▸ **Task prompt**: Pull each line holding "Temperature" out of the entries below.

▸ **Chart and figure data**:
● ● ●

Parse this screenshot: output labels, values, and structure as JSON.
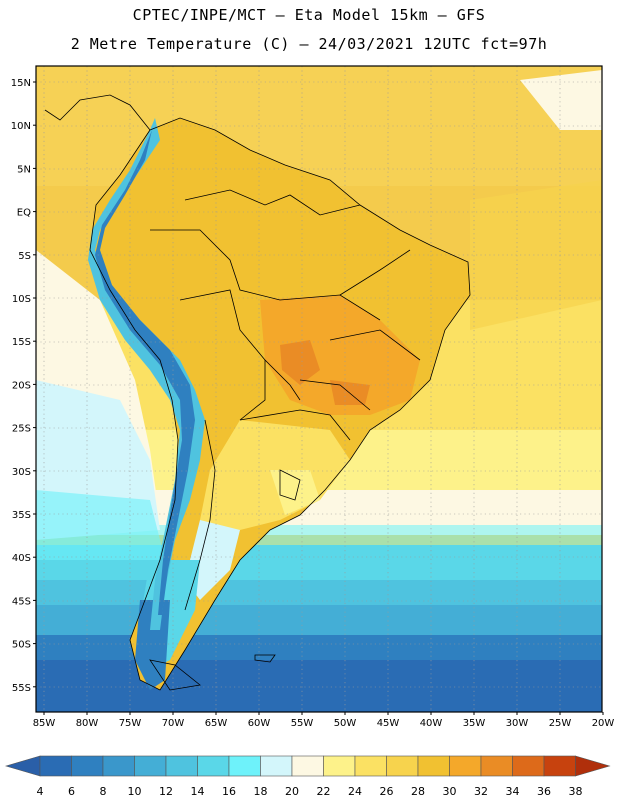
{
  "header": {
    "line1": "CPTEC/INPE/MCT –  Eta Model 15km – GFS",
    "line2": "2 Metre Temperature (C) – 24/03/2021 12UTC fct=97h"
  },
  "axes": {
    "lat_labels": [
      "15N",
      "10N",
      "5N",
      "EQ",
      "5S",
      "10S",
      "15S",
      "20S",
      "25S",
      "30S",
      "35S",
      "40S",
      "45S",
      "50S",
      "55S"
    ],
    "lon_labels": [
      "85W",
      "80W",
      "75W",
      "70W",
      "65W",
      "60W",
      "55W",
      "50W",
      "45W",
      "40W",
      "35W",
      "30W",
      "25W",
      "20W"
    ]
  },
  "colorbar": {
    "levels": [
      "4",
      "6",
      "8",
      "10",
      "12",
      "14",
      "16",
      "18",
      "20",
      "22",
      "24",
      "26",
      "28",
      "30",
      "32",
      "34",
      "36",
      "38"
    ],
    "colors": [
      "#2a6cb4",
      "#2f80c0",
      "#3a97cb",
      "#44aed6",
      "#4fc3df",
      "#5ad7e8",
      "#6ef2fa",
      "#d3f6fb",
      "#fdf8e3",
      "#fdf28a",
      "#fbe163",
      "#f7d34d",
      "#f1c131",
      "#f4a82a",
      "#ea8c25",
      "#dd6a1a",
      "#c7420e",
      "#b02f0b"
    ]
  },
  "chart_data": {
    "type": "heatmap",
    "title": "2 Metre Temperature (C) – 24/03/2021 12UTC fct=97h",
    "variable": "2 Metre Temperature",
    "units": "C",
    "model": "Eta Model 15km – GFS",
    "source": "CPTEC/INPE/MCT",
    "run": "24/03/2021 12UTC",
    "forecast_hour": 97,
    "lon_range": [
      -86,
      -20
    ],
    "lat_range": [
      -58,
      17
    ],
    "levels": [
      4,
      6,
      8,
      10,
      12,
      14,
      16,
      18,
      20,
      22,
      24,
      26,
      28,
      30,
      32,
      34,
      36,
      38
    ]
  }
}
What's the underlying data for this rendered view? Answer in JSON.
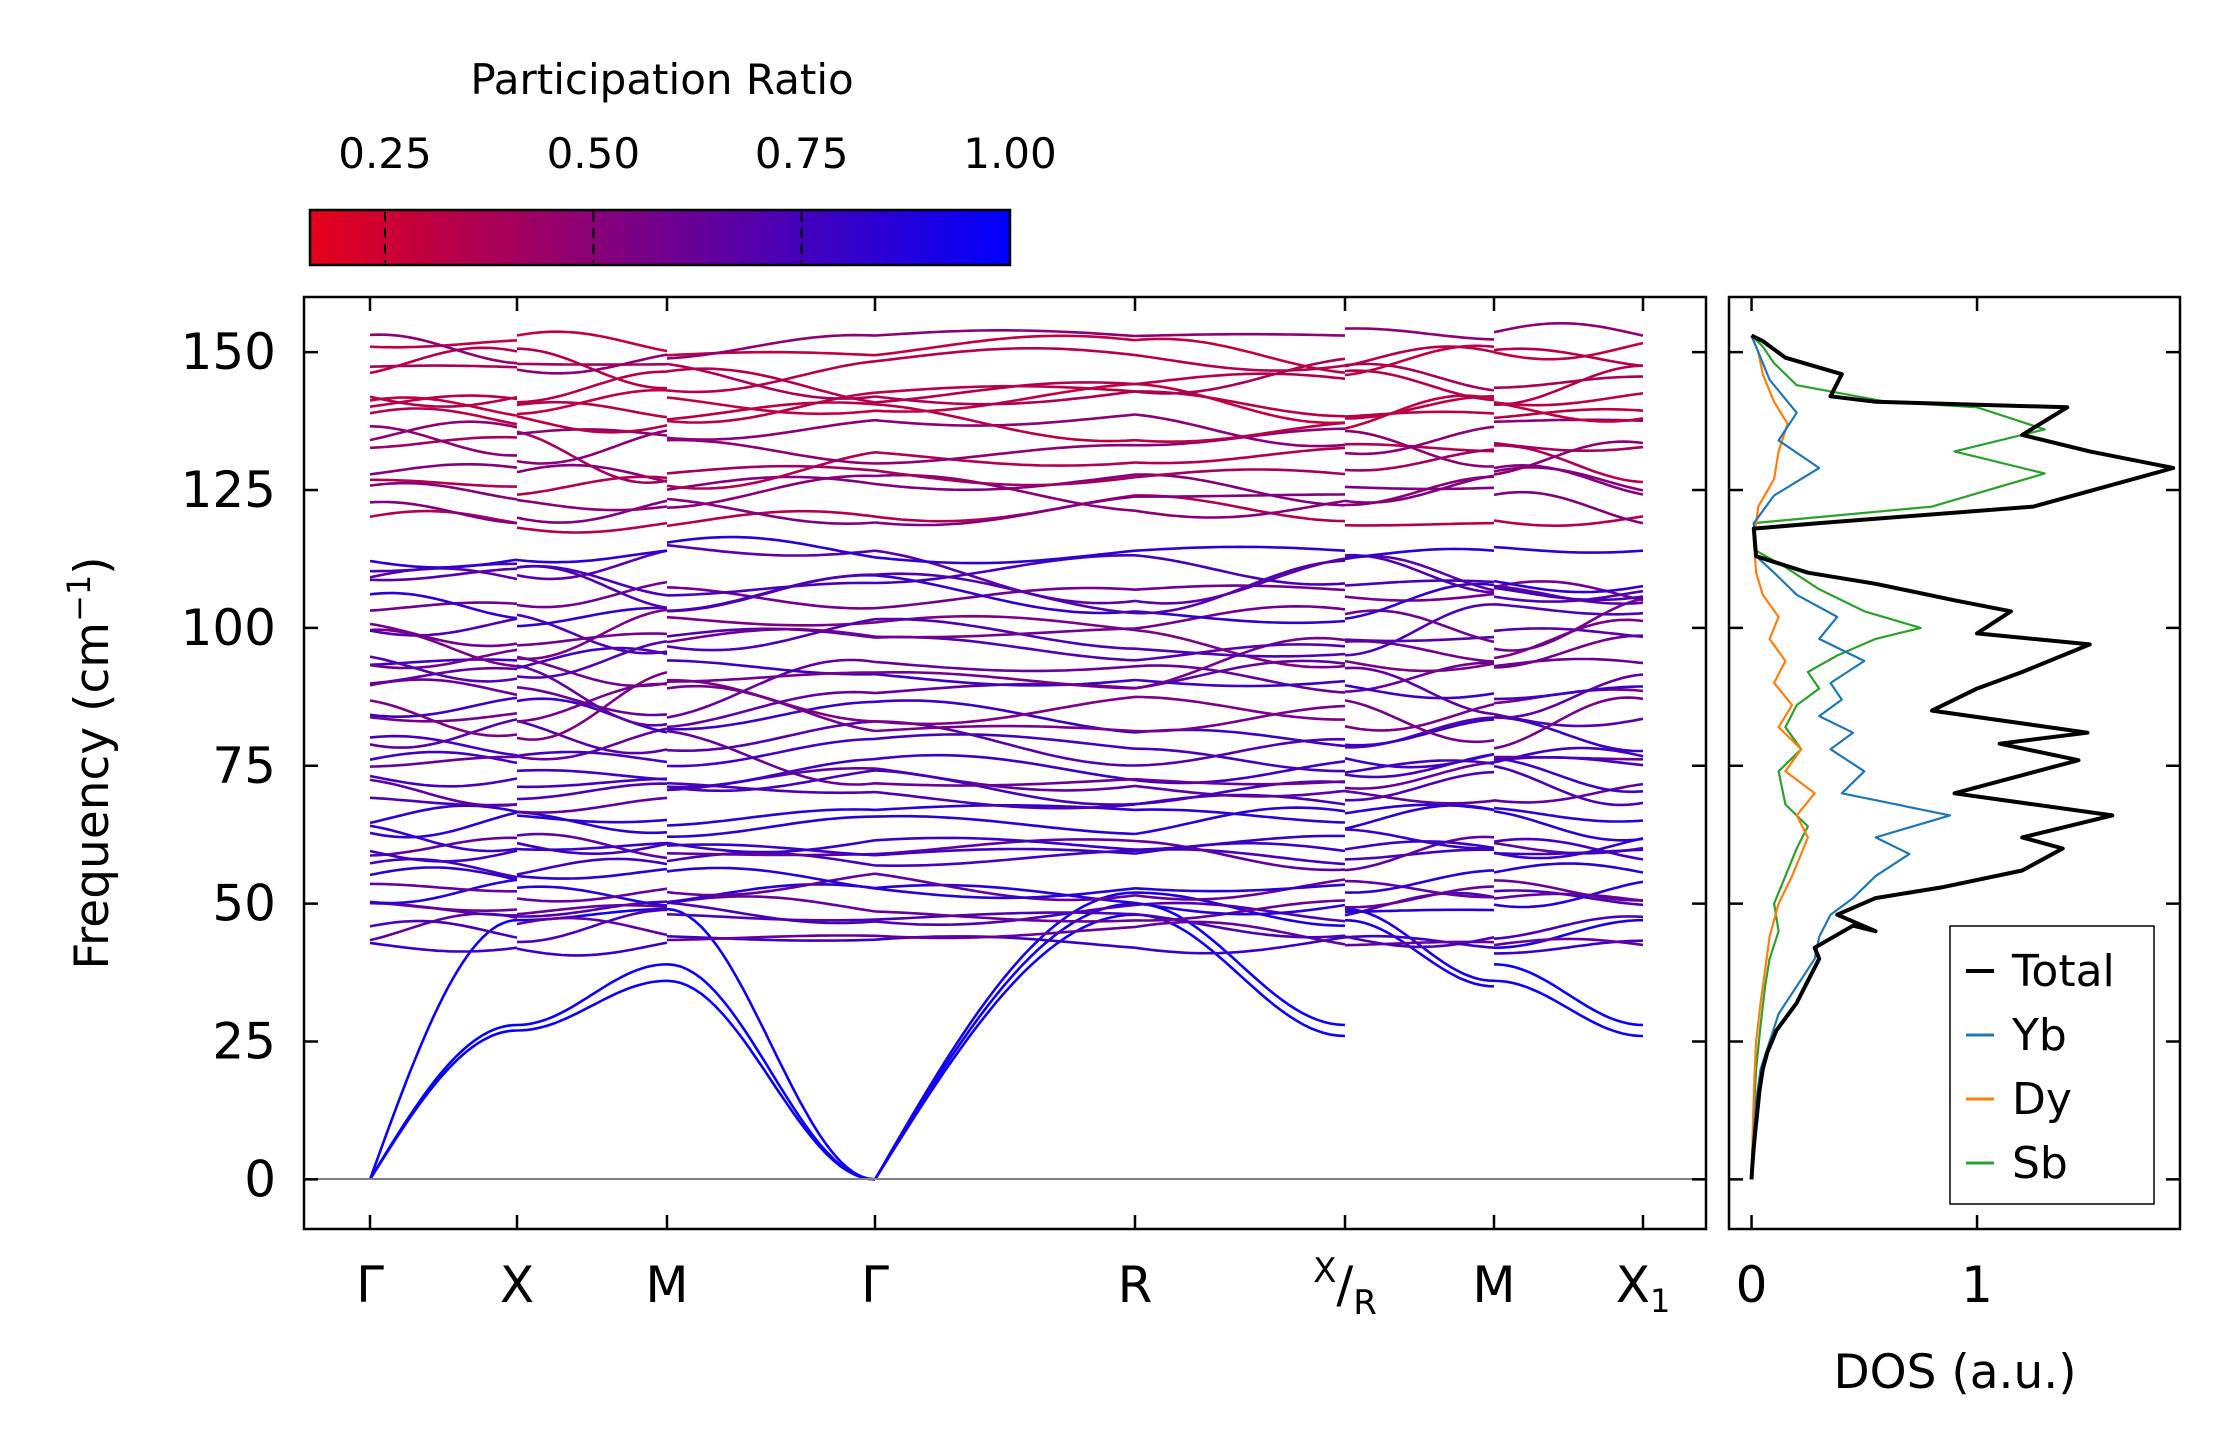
{
  "chart_data": [
    {
      "type": "line",
      "name": "phonon-band-structure",
      "ylabel_main": "Frequency (cm",
      "ylabel_sup": "−1",
      "ylabel_close": ")",
      "ylim": [
        -9,
        160
      ],
      "yticks": [
        0,
        25,
        50,
        75,
        100,
        125,
        150
      ],
      "grid": false,
      "colorbar": {
        "title": "Participation Ratio",
        "range": [
          0.16,
          1.0
        ],
        "ticks": [
          0.25,
          0.5,
          0.75,
          1.0
        ],
        "tick_labels": [
          "0.25",
          "0.50",
          "0.75",
          "1.00"
        ],
        "colors": [
          "#e6001a",
          "#0000ff"
        ]
      },
      "kpath": {
        "positions": [
          0,
          1,
          2,
          3.4,
          5.15,
          6.55,
          7.55,
          8.55
        ],
        "labels": [
          "Γ",
          "X",
          "M",
          "Γ",
          "R",
          "X/R",
          "M",
          "X1"
        ],
        "breaks": [
          1,
          2,
          6.55,
          7.55
        ],
        "sep_label": {
          "top": "X",
          "bottom": "R"
        },
        "x1_label": {
          "main": "X",
          "sub": "1"
        }
      },
      "bands": {
        "description": "Representative phonon dispersion branches (cm^-1) at high-symmetry points; colour = participation ratio",
        "at_points": {
          "Γ": [
            0,
            0,
            0,
            43,
            45,
            50,
            53,
            55,
            61,
            74,
            80,
            81,
            92,
            93,
            100,
            101,
            105,
            110,
            114,
            120,
            125,
            129,
            130,
            136,
            141,
            152
          ],
          "X": [
            27,
            28,
            47,
            52,
            56,
            59,
            64,
            66,
            70,
            76,
            84,
            88,
            94,
            98,
            101,
            106,
            110,
            121,
            125,
            128,
            131,
            135,
            140,
            144,
            148
          ],
          "R": [
            48,
            50,
            52,
            55,
            57,
            62,
            66,
            74,
            76,
            78,
            82,
            85,
            88,
            92,
            96,
            99,
            101,
            104,
            121,
            125,
            128,
            130,
            135,
            140,
            143
          ]
        }
      }
    },
    {
      "type": "line",
      "name": "density-of-states",
      "xlabel": "DOS (a.u.)",
      "xlim": [
        -0.1,
        1.9
      ],
      "xticks": [
        0,
        1
      ],
      "xtick_labels": [
        "0",
        "1"
      ],
      "ylim": [
        -9,
        160
      ],
      "legend_position": "lower-right",
      "series": [
        {
          "name": "Total",
          "color": "#000000",
          "points": [
            [
              0,
              0
            ],
            [
              0.003,
              2
            ],
            [
              0.008,
              5
            ],
            [
              0.015,
              8
            ],
            [
              0.025,
              12
            ],
            [
              0.035,
              16
            ],
            [
              0.05,
              20
            ],
            [
              0.07,
              23
            ],
            [
              0.11,
              27
            ],
            [
              0.2,
              32
            ],
            [
              0.25,
              36
            ],
            [
              0.3,
              40
            ],
            [
              0.28,
              42
            ],
            [
              0.45,
              46
            ],
            [
              0.55,
              45
            ],
            [
              0.38,
              48
            ],
            [
              0.55,
              51
            ],
            [
              0.85,
              53
            ],
            [
              1.2,
              56
            ],
            [
              1.38,
              60
            ],
            [
              1.2,
              62
            ],
            [
              1.6,
              66
            ],
            [
              0.9,
              70
            ],
            [
              1.45,
              76
            ],
            [
              1.1,
              79
            ],
            [
              1.49,
              81
            ],
            [
              0.8,
              85
            ],
            [
              1.0,
              89
            ],
            [
              1.2,
              92
            ],
            [
              1.5,
              97
            ],
            [
              1.0,
              99
            ],
            [
              1.15,
              103
            ],
            [
              0.9,
              105
            ],
            [
              0.55,
              108
            ],
            [
              0.25,
              110
            ],
            [
              0.02,
              113
            ],
            [
              0.01,
              118
            ],
            [
              0.3,
              119
            ],
            [
              1.25,
              122
            ],
            [
              1.87,
              129
            ],
            [
              1.5,
              132
            ],
            [
              1.2,
              135
            ],
            [
              1.4,
              140
            ],
            [
              0.55,
              141
            ],
            [
              0.35,
              142
            ],
            [
              0.4,
              146
            ],
            [
              0.15,
              149
            ],
            [
              0.05,
              152
            ],
            [
              0,
              153
            ]
          ]
        },
        {
          "name": "Yb",
          "color": "#1f77b4",
          "points": [
            [
              0,
              0
            ],
            [
              0.003,
              3
            ],
            [
              0.01,
              8
            ],
            [
              0.02,
              14
            ],
            [
              0.04,
              20
            ],
            [
              0.08,
              25
            ],
            [
              0.12,
              30
            ],
            [
              0.2,
              35
            ],
            [
              0.28,
              40
            ],
            [
              0.3,
              44
            ],
            [
              0.35,
              48
            ],
            [
              0.45,
              51
            ],
            [
              0.55,
              55
            ],
            [
              0.7,
              59
            ],
            [
              0.55,
              62
            ],
            [
              0.88,
              66
            ],
            [
              0.4,
              70
            ],
            [
              0.5,
              74
            ],
            [
              0.35,
              78
            ],
            [
              0.45,
              81
            ],
            [
              0.3,
              84
            ],
            [
              0.4,
              87
            ],
            [
              0.35,
              90
            ],
            [
              0.5,
              94
            ],
            [
              0.3,
              98
            ],
            [
              0.38,
              102
            ],
            [
              0.2,
              106
            ],
            [
              0.1,
              110
            ],
            [
              0.02,
              113
            ],
            [
              0.01,
              119
            ],
            [
              0.1,
              124
            ],
            [
              0.3,
              129
            ],
            [
              0.12,
              134
            ],
            [
              0.2,
              139
            ],
            [
              0.08,
              145
            ],
            [
              0.03,
              150
            ],
            [
              0,
              153
            ]
          ]
        },
        {
          "name": "Dy",
          "color": "#ff7f0e",
          "points": [
            [
              0,
              0
            ],
            [
              0.002,
              3
            ],
            [
              0.006,
              10
            ],
            [
              0.012,
              18
            ],
            [
              0.02,
              25
            ],
            [
              0.04,
              32
            ],
            [
              0.06,
              38
            ],
            [
              0.08,
              44
            ],
            [
              0.12,
              50
            ],
            [
              0.18,
              55
            ],
            [
              0.22,
              59
            ],
            [
              0.25,
              62
            ],
            [
              0.2,
              66
            ],
            [
              0.28,
              70
            ],
            [
              0.15,
              74
            ],
            [
              0.22,
              78
            ],
            [
              0.12,
              82
            ],
            [
              0.18,
              86
            ],
            [
              0.1,
              90
            ],
            [
              0.15,
              94
            ],
            [
              0.08,
              98
            ],
            [
              0.12,
              102
            ],
            [
              0.05,
              106
            ],
            [
              0.02,
              110
            ],
            [
              0.01,
              116
            ],
            [
              0.03,
              122
            ],
            [
              0.1,
              127
            ],
            [
              0.12,
              132
            ],
            [
              0.16,
              137
            ],
            [
              0.1,
              141
            ],
            [
              0.05,
              146
            ],
            [
              0.03,
              150
            ],
            [
              0,
              153
            ]
          ]
        },
        {
          "name": "Sb",
          "color": "#2ca02c",
          "points": [
            [
              0,
              0
            ],
            [
              0.002,
              4
            ],
            [
              0.01,
              12
            ],
            [
              0.02,
              20
            ],
            [
              0.04,
              28
            ],
            [
              0.06,
              35
            ],
            [
              0.08,
              40
            ],
            [
              0.12,
              45
            ],
            [
              0.1,
              50
            ],
            [
              0.15,
              55
            ],
            [
              0.2,
              60
            ],
            [
              0.25,
              64
            ],
            [
              0.15,
              68
            ],
            [
              0.12,
              74
            ],
            [
              0.22,
              78
            ],
            [
              0.15,
              82
            ],
            [
              0.2,
              86
            ],
            [
              0.3,
              89
            ],
            [
              0.25,
              92
            ],
            [
              0.38,
              95
            ],
            [
              0.55,
              98
            ],
            [
              0.75,
              100
            ],
            [
              0.5,
              103
            ],
            [
              0.3,
              107
            ],
            [
              0.15,
              111
            ],
            [
              0.02,
              114
            ],
            [
              0.01,
              119
            ],
            [
              0.8,
              122
            ],
            [
              1.3,
              128
            ],
            [
              0.9,
              132
            ],
            [
              1.3,
              136
            ],
            [
              1.0,
              140
            ],
            [
              0.6,
              141
            ],
            [
              0.2,
              144
            ],
            [
              0.1,
              148
            ],
            [
              0.05,
              151
            ],
            [
              0,
              153
            ]
          ]
        }
      ]
    }
  ]
}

● ● ●

▸ **Written response**:
    "line2": "2 Metre Temperature (C) – 24/03/2021 12UTC fct=97h"
    "title": "2 Metre Temperature (C) – 24/03/2021 12UTC fct=97h",
    "variable": "2 Metre Temperature",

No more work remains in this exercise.